** Entries provided **
____
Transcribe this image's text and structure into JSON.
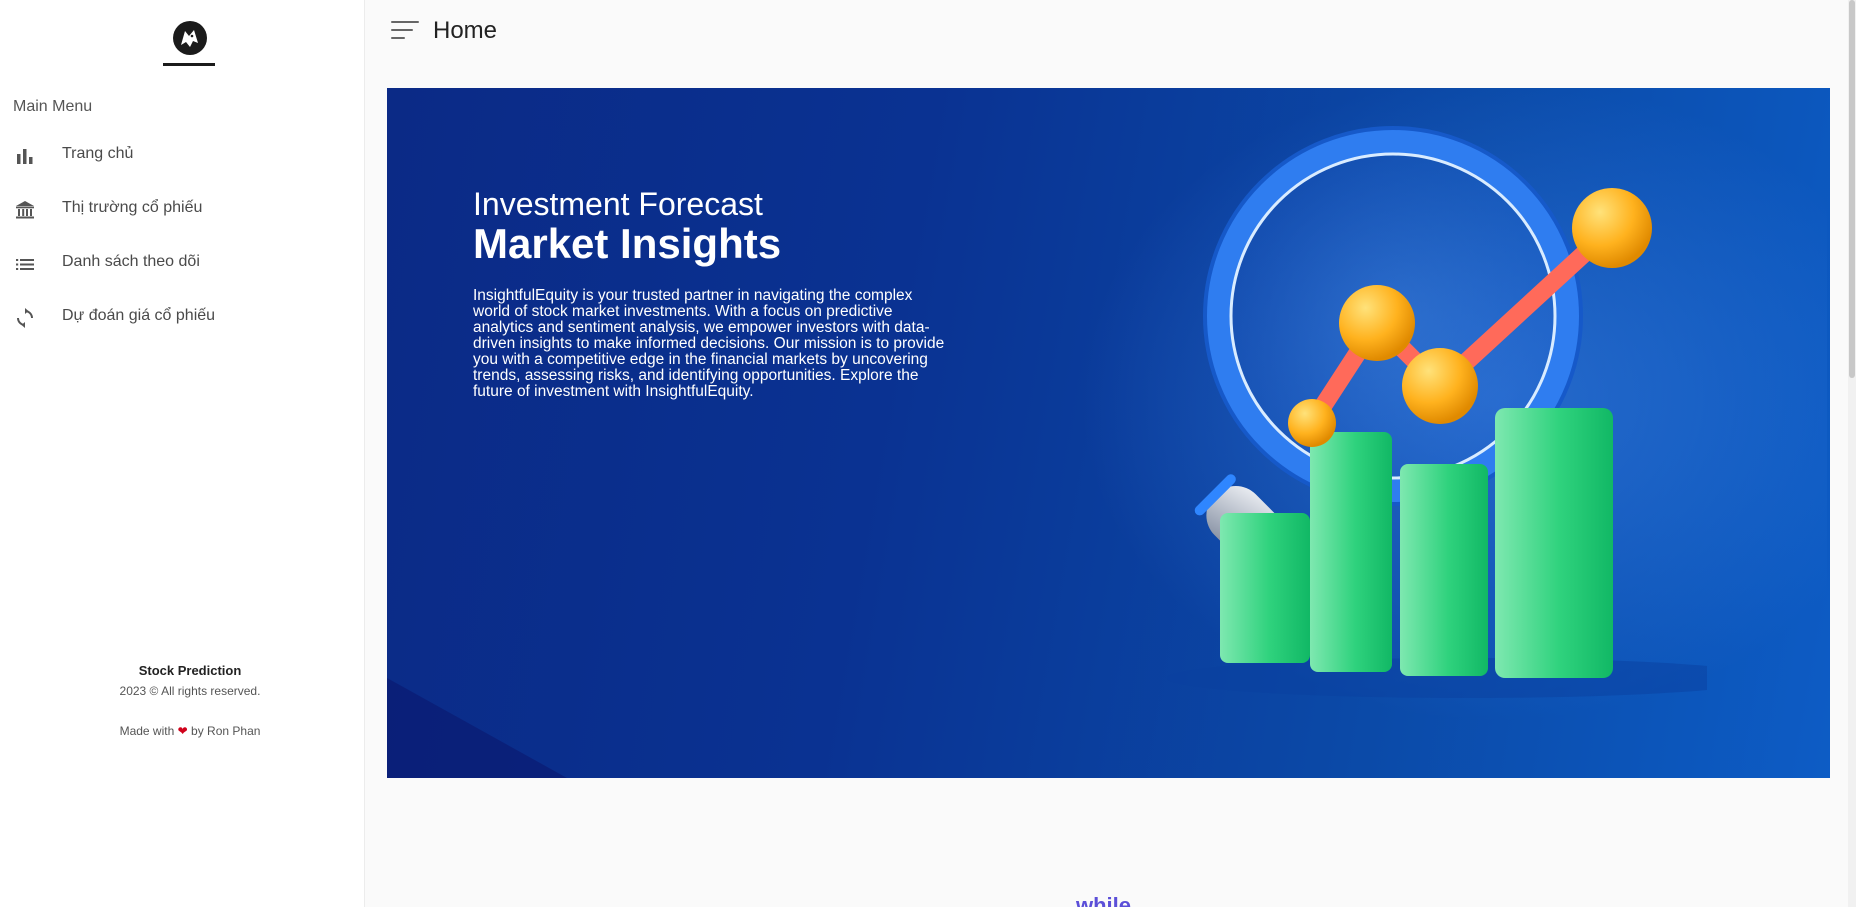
{
  "sidebar": {
    "menu_heading": "Main Menu",
    "items": [
      {
        "label": "Trang chủ",
        "icon": "bar-chart-icon"
      },
      {
        "label": "Thị trường cổ phiếu",
        "icon": "bank-icon"
      },
      {
        "label": "Danh sách theo dõi",
        "icon": "list-icon"
      },
      {
        "label": "Dự đoán giá cổ phiếu",
        "icon": "sync-icon"
      }
    ],
    "footer": {
      "brand": "Stock Prediction",
      "copyright": "2023 © All rights reserved.",
      "made_prefix": "Made with",
      "made_suffix": "by Ron Phan"
    }
  },
  "header": {
    "title": "Home"
  },
  "hero": {
    "subtitle": "Investment Forecast",
    "title": "Market Insights",
    "description": "InsightfulEquity is your trusted partner in navigating the complex world of stock market investments. With a focus on predictive analytics and sentiment analysis, we empower investors with data-driven insights to make informed decisions. Our mission is to provide you with a competitive edge in the financial markets by uncovering trends, assessing risks, and identifying opportunities. Explore the future of investment with InsightfulEquity."
  },
  "below_fold": {
    "cropped_text": "while"
  },
  "colors": {
    "hero_bg": "#0b3a9a",
    "accent_purple": "#5b4fd8",
    "heart": "#d0021b"
  }
}
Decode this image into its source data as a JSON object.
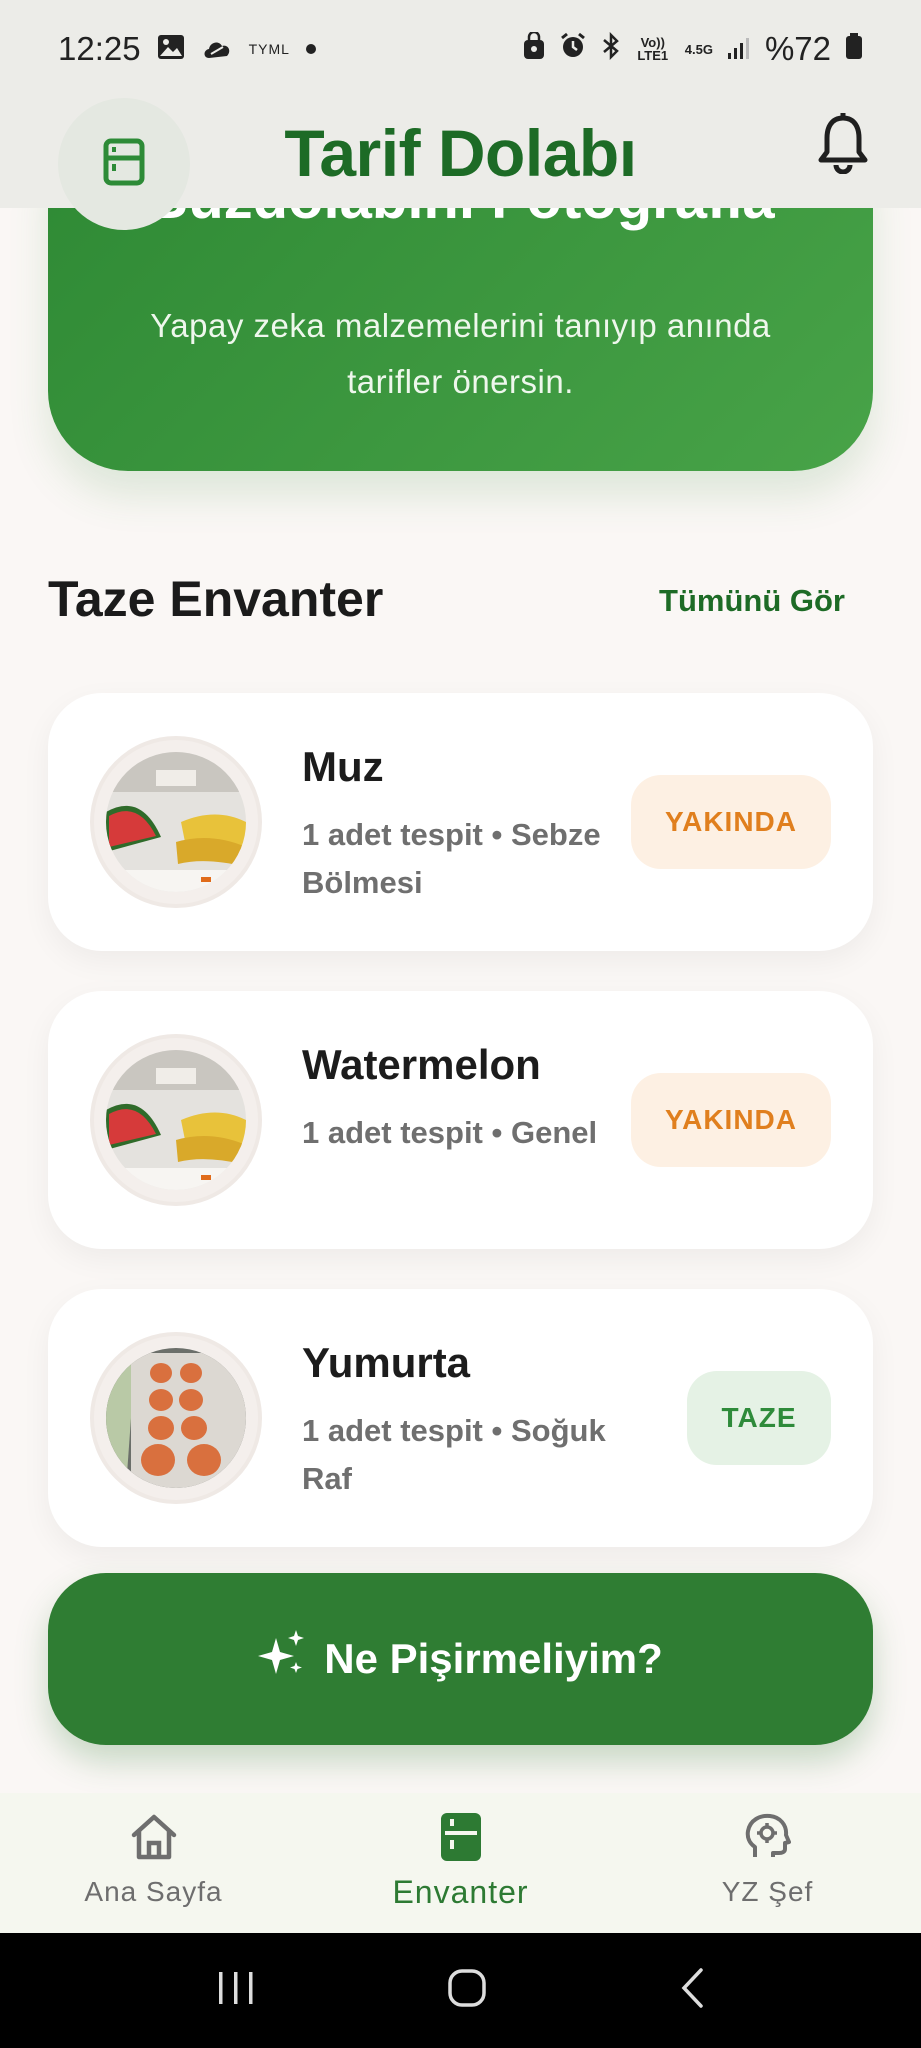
{
  "status_bar": {
    "time": "12:25",
    "carrier_tag": "TYML",
    "volte": "Vo)) LTE1",
    "network": "4.5G",
    "battery": "%72"
  },
  "app_bar": {
    "title": "Tarif Dolabı",
    "menu_icon": "fridge-icon",
    "bell_icon": "bell-icon"
  },
  "hero": {
    "title": "Buzdolabını Fotoğrafla",
    "subtitle": "Yapay zeka malzemelerini tanıyıp anında tarifler önersin."
  },
  "inventory": {
    "title": "Taze Envanter",
    "see_all": "Tümünü Gör",
    "items": [
      {
        "name": "Muz",
        "meta": "1 adet tespit • Sebze Bölmesi",
        "badge": "YAKINDA",
        "badge_color": "#e07f1e"
      },
      {
        "name": "Watermelon",
        "meta": "1 adet tespit • Genel",
        "badge": "YAKINDA",
        "badge_color": "#e07f1e"
      },
      {
        "name": "Yumurta",
        "meta": "1 adet tespit • Soğuk Raf",
        "badge": "TAZE",
        "badge_color": "#2e8b3a"
      }
    ]
  },
  "cook_button": {
    "label": "Ne Pişirmeliyim?",
    "icon": "sparkle-icon"
  },
  "bottom_nav": {
    "items": [
      {
        "label": "Ana Sayfa",
        "icon": "home-icon",
        "active": false
      },
      {
        "label": "Envanter",
        "icon": "fridge-icon",
        "active": true
      },
      {
        "label": "YZ Şef",
        "icon": "ai-chef-icon",
        "active": false
      }
    ]
  },
  "colors": {
    "primary": "#2f7d33",
    "title_green": "#1d6b26",
    "soon": "#e07f1e",
    "fresh": "#2e8b3a"
  }
}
____
Pictures in the records above are left out; print everything else exactly as written.

** Exercise output **
Transcribe this image's text and structure into JSON.
{
  "sidebar": {
    "menu_heading": "Main Menu",
    "items": [
      {
        "label": "Trang chủ",
        "icon": "bar-chart-icon"
      },
      {
        "label": "Thị trường cổ phiếu",
        "icon": "bank-icon"
      },
      {
        "label": "Danh sách theo dõi",
        "icon": "list-icon"
      },
      {
        "label": "Dự đoán giá cổ phiếu",
        "icon": "sync-icon"
      }
    ],
    "footer": {
      "brand": "Stock Prediction",
      "copyright": "2023 © All rights reserved.",
      "made_prefix": "Made with",
      "made_suffix": "by Ron Phan"
    }
  },
  "header": {
    "title": "Home"
  },
  "hero": {
    "subtitle": "Investment Forecast",
    "title": "Market Insights",
    "description": "InsightfulEquity is your trusted partner in navigating the complex world of stock market investments. With a focus on predictive analytics and sentiment analysis, we empower investors with data-driven insights to make informed decisions. Our mission is to provide you with a competitive edge in the financial markets by uncovering trends, assessing risks, and identifying opportunities. Explore the future of investment with InsightfulEquity."
  },
  "below_fold": {
    "cropped_text": "while"
  },
  "colors": {
    "hero_bg": "#0b3a9a",
    "accent_purple": "#5b4fd8",
    "heart": "#d0021b"
  }
}
Decode this image into its source data as a JSON object.
{
  "status_bar": {
    "time": "12:25",
    "carrier_tag": "TYML",
    "volte": "Vo)) LTE1",
    "network": "4.5G",
    "battery": "%72"
  },
  "app_bar": {
    "title": "Tarif Dolabı",
    "menu_icon": "fridge-icon",
    "bell_icon": "bell-icon"
  },
  "hero": {
    "title": "Buzdolabını Fotoğrafla",
    "subtitle": "Yapay zeka malzemelerini tanıyıp anında tarifler önersin."
  },
  "inventory": {
    "title": "Taze Envanter",
    "see_all": "Tümünü Gör",
    "items": [
      {
        "name": "Muz",
        "meta": "1 adet tespit • Sebze Bölmesi",
        "badge": "YAKINDA",
        "badge_color": "#e07f1e"
      },
      {
        "name": "Watermelon",
        "meta": "1 adet tespit • Genel",
        "badge": "YAKINDA",
        "badge_color": "#e07f1e"
      },
      {
        "name": "Yumurta",
        "meta": "1 adet tespit • Soğuk Raf",
        "badge": "TAZE",
        "badge_color": "#2e8b3a"
      }
    ]
  },
  "cook_button": {
    "label": "Ne Pişirmeliyim?",
    "icon": "sparkle-icon"
  },
  "bottom_nav": {
    "items": [
      {
        "label": "Ana Sayfa",
        "icon": "home-icon",
        "active": false
      },
      {
        "label": "Envanter",
        "icon": "fridge-icon",
        "active": true
      },
      {
        "label": "YZ Şef",
        "icon": "ai-chef-icon",
        "active": false
      }
    ]
  },
  "colors": {
    "primary": "#2f7d33",
    "title_green": "#1d6b26",
    "soon": "#e07f1e",
    "fresh": "#2e8b3a"
  }
}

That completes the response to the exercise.